## ARTICLE:
Previous-day gas prices at various gas trading points in the United States and Canada are available through several trade press publications but only on a subscription basis.(15) The information on the underlying trades on which these prices are based is provided to the publications by a network of individual market traders and by corporate trading firms. Although some of the trades are consummated at market centers, the details on the transactions and prices are provided by the parties involved in the trades, rather than by the centers.

For some market makers, however, the "previous day" price quotes are not timely enough and, because volumes traded are not always available or provided, actual market activity (interest) at a particular location is impossible to gauge. Nevertheless, this price information has been used extensively as a source for price indexing of gas-purchase contracts and other market instruments. Following the collapse of Enron's online energy trading platform in 2001, however, such price indexing came under close scrutiny. Investigation discovered that some traders reported daily trade data erroneously at times, perhaps in an attempt to influence market behavior. Subsequently, in 2003, FERC and the Securities Exchange Commission developed voluntary guidelines for gas trade price reporting that are intended to eliminate similar activities in the future.

In fact, in September 2003, FERC began a survey of 300 gas and electric market participants (Docket PL-03-3) that will collect information on energy trade (price) data development so that its Office of Market Oversight and Investigations may monitor the process of price discovery in natural gas and electric markets. In its policy statement addressing price indices for natural gas and electric markets, issued in July 2003, FERC specified the desirable characteristics of a price index and the standards companies should use when reporting energy transactions to index developers. In addition, FERC adopted a "safe harbor" provision for market participants: If the market participants adopt and follow the standards set out in the policy statement, FERC will presume that submitted data are accurate, timely, and submitted in good faith, and companies will not be penalized for inadvertent errors. According to FERC, "the policy statement is intended to increase voluntary participation in the price formation process, with the expectation that greater participation in turn will give all industry participants more confidence in the liquidity and transparency of reported prices."

## ENTRIES SHOWN:

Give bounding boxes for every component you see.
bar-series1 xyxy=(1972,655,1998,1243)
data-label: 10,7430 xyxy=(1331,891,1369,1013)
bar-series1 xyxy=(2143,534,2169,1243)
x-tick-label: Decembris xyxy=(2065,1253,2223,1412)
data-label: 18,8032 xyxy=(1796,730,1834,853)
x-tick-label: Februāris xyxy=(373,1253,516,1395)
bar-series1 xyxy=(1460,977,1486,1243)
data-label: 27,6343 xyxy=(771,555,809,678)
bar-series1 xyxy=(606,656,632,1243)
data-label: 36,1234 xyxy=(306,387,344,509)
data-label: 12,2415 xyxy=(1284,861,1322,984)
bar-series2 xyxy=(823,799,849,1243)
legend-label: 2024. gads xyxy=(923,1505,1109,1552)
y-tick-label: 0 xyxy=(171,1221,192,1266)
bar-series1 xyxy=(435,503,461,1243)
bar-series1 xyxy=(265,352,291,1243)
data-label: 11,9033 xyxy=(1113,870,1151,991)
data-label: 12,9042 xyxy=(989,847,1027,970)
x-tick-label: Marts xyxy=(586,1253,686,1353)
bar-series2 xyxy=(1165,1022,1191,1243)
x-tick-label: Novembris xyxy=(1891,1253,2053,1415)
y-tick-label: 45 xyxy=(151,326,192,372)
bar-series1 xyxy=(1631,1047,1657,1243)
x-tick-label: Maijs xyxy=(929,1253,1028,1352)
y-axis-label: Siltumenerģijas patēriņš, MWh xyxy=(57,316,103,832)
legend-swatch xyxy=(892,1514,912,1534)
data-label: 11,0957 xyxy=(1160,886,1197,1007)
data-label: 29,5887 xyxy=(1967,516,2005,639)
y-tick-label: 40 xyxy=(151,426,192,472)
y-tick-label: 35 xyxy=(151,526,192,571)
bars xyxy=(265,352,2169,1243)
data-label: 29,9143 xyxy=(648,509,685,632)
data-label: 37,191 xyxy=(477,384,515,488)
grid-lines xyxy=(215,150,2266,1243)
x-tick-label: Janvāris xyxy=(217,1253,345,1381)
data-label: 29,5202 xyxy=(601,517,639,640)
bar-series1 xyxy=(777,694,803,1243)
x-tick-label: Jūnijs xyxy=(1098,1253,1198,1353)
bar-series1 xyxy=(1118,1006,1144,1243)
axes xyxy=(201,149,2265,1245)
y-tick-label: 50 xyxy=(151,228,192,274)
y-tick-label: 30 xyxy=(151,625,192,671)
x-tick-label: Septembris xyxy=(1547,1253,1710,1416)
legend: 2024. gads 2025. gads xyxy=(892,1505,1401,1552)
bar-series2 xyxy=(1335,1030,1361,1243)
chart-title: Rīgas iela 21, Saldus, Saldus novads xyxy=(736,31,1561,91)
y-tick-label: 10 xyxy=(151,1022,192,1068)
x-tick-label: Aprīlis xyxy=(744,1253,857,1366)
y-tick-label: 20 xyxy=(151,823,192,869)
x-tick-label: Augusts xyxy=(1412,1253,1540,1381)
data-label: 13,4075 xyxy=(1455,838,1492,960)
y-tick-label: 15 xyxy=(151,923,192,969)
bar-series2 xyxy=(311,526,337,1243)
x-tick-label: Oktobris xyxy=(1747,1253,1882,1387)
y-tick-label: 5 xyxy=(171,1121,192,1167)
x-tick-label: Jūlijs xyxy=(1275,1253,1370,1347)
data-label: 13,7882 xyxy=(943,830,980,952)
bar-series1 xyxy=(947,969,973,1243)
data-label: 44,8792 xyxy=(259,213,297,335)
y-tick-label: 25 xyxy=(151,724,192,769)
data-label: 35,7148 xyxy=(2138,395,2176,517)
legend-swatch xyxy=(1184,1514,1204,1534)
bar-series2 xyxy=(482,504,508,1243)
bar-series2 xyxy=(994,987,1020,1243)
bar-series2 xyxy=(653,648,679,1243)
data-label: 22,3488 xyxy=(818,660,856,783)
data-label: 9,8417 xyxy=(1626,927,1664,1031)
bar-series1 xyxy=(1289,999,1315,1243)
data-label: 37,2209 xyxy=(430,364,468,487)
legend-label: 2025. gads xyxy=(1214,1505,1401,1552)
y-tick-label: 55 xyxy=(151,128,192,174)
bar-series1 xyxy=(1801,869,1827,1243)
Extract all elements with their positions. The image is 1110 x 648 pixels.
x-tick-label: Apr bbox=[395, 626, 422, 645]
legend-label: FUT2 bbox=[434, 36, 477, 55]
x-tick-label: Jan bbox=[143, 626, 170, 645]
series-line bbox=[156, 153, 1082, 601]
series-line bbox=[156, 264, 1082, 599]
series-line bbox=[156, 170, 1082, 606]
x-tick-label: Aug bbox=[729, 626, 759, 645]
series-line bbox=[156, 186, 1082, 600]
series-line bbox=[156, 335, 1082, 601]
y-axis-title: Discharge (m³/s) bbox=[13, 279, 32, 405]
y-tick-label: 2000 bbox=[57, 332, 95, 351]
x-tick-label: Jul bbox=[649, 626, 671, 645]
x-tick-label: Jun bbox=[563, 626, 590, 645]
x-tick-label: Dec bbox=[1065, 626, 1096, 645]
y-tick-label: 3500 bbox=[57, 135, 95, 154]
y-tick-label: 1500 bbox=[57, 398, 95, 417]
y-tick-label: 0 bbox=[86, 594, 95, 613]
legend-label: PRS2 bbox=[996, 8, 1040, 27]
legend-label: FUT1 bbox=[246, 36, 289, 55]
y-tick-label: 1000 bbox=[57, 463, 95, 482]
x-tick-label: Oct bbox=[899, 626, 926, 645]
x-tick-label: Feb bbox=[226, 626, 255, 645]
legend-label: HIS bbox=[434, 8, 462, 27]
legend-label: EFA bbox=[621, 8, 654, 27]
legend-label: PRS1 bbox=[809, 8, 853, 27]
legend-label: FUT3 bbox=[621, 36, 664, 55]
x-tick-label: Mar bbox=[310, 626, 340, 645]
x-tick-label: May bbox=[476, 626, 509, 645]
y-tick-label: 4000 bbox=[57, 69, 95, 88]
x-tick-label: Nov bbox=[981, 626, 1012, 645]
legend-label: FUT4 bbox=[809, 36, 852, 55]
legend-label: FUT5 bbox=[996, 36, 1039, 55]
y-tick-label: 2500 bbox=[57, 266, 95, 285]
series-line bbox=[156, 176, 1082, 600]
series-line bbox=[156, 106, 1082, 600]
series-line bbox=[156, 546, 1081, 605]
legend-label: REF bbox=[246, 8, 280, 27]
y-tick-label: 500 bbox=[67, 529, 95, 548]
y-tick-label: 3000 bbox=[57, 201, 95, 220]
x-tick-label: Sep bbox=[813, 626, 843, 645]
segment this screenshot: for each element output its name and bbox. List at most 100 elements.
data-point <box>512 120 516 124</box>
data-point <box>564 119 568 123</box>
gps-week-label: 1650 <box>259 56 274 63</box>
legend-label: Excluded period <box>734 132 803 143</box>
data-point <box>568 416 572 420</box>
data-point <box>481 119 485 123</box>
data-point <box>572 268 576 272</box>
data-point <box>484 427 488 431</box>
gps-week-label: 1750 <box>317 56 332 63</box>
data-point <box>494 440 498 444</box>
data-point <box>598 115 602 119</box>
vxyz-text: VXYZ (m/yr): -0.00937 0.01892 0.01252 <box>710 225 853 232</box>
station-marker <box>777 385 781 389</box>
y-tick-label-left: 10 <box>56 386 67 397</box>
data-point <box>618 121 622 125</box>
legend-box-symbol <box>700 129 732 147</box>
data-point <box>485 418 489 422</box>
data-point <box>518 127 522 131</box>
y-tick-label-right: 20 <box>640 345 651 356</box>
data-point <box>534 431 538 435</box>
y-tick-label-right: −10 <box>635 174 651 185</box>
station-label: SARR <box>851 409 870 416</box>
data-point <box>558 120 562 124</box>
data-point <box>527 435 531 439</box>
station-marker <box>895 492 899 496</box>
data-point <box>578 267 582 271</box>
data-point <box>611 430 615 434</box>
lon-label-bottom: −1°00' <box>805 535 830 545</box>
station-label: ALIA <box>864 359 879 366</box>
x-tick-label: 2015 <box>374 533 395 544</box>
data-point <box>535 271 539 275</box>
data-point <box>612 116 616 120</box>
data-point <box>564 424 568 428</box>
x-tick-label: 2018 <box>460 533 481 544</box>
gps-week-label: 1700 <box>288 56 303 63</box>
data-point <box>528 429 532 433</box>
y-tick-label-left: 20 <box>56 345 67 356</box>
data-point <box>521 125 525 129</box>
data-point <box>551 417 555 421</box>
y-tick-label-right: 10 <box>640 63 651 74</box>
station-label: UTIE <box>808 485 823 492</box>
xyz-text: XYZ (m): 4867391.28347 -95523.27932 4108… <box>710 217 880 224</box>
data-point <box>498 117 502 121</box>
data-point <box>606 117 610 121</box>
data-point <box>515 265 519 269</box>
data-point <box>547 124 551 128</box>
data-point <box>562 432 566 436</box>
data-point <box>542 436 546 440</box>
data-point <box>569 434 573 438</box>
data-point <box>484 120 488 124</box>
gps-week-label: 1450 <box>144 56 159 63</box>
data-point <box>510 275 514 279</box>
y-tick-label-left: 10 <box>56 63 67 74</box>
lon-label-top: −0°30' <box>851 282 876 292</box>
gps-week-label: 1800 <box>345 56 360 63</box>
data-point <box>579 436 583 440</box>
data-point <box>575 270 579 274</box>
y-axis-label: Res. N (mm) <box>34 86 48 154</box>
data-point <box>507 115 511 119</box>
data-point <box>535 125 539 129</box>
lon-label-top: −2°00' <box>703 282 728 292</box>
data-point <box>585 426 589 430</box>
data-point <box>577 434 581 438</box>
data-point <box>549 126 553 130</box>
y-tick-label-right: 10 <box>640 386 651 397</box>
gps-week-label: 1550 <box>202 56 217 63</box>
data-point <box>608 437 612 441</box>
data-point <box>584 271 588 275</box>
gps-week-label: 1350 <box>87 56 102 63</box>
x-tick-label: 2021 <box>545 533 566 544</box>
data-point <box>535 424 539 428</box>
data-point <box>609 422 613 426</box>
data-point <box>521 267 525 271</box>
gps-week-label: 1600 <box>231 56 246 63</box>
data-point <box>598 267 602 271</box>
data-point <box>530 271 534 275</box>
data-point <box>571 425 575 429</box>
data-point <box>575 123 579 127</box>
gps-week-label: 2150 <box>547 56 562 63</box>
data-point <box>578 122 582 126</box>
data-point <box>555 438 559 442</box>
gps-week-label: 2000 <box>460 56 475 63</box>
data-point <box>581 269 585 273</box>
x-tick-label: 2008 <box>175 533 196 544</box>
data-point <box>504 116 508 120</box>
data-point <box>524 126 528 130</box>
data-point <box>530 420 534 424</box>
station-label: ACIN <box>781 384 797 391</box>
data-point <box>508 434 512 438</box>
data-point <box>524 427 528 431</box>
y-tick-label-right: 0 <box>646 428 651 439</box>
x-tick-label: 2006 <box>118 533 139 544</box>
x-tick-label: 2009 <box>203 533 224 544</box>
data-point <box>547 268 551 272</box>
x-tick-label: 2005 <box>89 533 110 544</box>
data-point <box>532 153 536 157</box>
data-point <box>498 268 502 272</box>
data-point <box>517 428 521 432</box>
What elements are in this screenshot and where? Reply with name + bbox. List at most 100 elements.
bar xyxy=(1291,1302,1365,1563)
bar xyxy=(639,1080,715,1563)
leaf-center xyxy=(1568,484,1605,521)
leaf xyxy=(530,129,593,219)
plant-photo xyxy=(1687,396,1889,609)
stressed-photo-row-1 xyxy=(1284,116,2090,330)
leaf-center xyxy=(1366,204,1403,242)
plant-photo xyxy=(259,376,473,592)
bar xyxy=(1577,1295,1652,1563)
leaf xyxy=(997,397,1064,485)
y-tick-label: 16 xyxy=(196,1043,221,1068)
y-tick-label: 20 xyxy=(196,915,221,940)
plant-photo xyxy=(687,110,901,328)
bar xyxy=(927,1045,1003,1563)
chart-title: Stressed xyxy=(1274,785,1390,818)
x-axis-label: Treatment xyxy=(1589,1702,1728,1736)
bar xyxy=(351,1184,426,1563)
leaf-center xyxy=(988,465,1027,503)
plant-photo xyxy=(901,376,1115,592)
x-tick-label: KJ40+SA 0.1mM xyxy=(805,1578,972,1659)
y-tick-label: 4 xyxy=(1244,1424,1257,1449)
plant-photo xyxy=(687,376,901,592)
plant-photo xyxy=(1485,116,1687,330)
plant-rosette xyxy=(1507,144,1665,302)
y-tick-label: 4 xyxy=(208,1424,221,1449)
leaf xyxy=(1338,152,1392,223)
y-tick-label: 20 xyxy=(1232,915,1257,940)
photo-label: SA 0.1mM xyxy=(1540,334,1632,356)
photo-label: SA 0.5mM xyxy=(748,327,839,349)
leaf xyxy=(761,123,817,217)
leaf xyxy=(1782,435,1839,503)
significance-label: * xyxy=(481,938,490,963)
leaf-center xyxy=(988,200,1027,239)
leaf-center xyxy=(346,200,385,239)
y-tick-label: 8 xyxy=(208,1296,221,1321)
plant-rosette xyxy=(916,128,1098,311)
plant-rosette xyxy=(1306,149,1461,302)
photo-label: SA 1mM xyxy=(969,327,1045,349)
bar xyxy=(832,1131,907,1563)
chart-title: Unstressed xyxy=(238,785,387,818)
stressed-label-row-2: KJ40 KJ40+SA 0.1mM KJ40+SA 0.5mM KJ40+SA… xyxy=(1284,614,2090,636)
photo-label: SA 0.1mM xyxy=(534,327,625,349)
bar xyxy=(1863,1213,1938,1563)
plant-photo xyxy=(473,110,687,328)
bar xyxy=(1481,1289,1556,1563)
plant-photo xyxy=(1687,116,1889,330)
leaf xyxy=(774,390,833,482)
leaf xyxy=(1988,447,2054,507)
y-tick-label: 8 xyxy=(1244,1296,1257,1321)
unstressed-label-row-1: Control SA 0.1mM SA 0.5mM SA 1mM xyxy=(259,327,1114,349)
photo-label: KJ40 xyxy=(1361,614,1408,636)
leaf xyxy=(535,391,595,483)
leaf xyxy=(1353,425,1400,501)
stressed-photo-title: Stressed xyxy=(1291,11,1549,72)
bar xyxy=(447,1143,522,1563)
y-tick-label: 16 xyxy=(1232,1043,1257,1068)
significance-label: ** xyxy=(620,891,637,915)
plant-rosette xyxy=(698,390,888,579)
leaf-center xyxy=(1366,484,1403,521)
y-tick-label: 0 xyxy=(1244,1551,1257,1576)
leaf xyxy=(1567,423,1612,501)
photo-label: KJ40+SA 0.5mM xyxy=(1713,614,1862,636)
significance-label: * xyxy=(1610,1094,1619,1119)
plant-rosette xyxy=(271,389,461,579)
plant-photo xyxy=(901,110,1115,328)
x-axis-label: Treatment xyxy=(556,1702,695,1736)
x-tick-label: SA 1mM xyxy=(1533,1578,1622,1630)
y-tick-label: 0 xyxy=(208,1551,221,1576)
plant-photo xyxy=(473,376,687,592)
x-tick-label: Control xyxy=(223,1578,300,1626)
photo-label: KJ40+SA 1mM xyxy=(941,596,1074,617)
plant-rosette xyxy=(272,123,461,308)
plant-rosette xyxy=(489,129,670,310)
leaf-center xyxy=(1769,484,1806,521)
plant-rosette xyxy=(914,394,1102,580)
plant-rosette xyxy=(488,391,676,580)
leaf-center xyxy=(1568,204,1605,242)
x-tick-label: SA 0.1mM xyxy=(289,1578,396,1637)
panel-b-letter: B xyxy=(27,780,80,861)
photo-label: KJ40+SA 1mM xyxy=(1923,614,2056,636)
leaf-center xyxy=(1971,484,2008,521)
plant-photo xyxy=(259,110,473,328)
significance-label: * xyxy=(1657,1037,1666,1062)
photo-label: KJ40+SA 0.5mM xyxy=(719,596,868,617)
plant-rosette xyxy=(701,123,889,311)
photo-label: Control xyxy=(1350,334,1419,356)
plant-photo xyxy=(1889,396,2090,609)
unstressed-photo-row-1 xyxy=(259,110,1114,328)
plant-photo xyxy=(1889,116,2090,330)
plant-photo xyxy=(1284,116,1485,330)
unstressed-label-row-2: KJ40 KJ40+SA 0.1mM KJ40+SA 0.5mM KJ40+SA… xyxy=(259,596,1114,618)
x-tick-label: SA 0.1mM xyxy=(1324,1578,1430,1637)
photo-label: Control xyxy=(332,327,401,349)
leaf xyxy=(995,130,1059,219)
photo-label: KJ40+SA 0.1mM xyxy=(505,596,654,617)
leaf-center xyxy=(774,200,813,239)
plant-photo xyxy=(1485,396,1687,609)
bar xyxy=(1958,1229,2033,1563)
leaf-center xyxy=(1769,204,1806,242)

## TASKS:
1. Reproduce the gas price reporting passage from "For some market" to "in the future.".
2. According to the gas price reporting passage, how many gas and electric market participants did FERC's September 2003 survey cover?
3. Rewrite the paragraph of the gas price reporting passage that begins "In fact, in September 2003" as a bulleted list that keeps its main facts.
The entries aren't needed for any of this work.

## TASK RESPONSES:
1.
For some market makers, however, the "previous day" price quotes are not timely enough and, because volumes traded are not always available or provided, actual market activity (interest) at a particular location is impossible to gauge. Nevertheless, this price information has been used extensively as a source for price indexing of gas-purchase contracts and other market instruments. Following the collapse of Enron's online energy trading platform in 2001, however, such price indexing came under close scrutiny. Investigation discovered that some traders reported daily trade data erroneously at times, perhaps in an attempt to influence market behavior. Subsequently, in 2003, FERC and the Securities Exchange Commission developed voluntary guidelines for gas trade price reporting that are intended to eliminate similar activities in the future.

2. 300 gas and electric market participants.

3.
- In September 2003, FERC began a survey of 300 gas and electric market participants (Docket PL-03-3).
- The survey collects information on how energy trade (price) data are developed, so that FERC's Office of Market Oversight and Investigations can monitor price discovery in natural gas and electric markets.
- In July 2003, FERC issued a policy statement on price indices for natural gas and electric markets. The statement specified the desirable characteristics of a price index and the standards companies should use when reporting energy transactions to index developers.
- FERC adopted a "safe harbor" provision: if participants follow these standards, FERC will presume their submitted data are accurate, timely, and in good faith, and companies will not be penalized for inadvertent errors.
- According to FERC, the policy statement aims to increase voluntary participation in price formation. FERC expects greater participation to raise industry confidence in the liquidity and transparency of reported prices.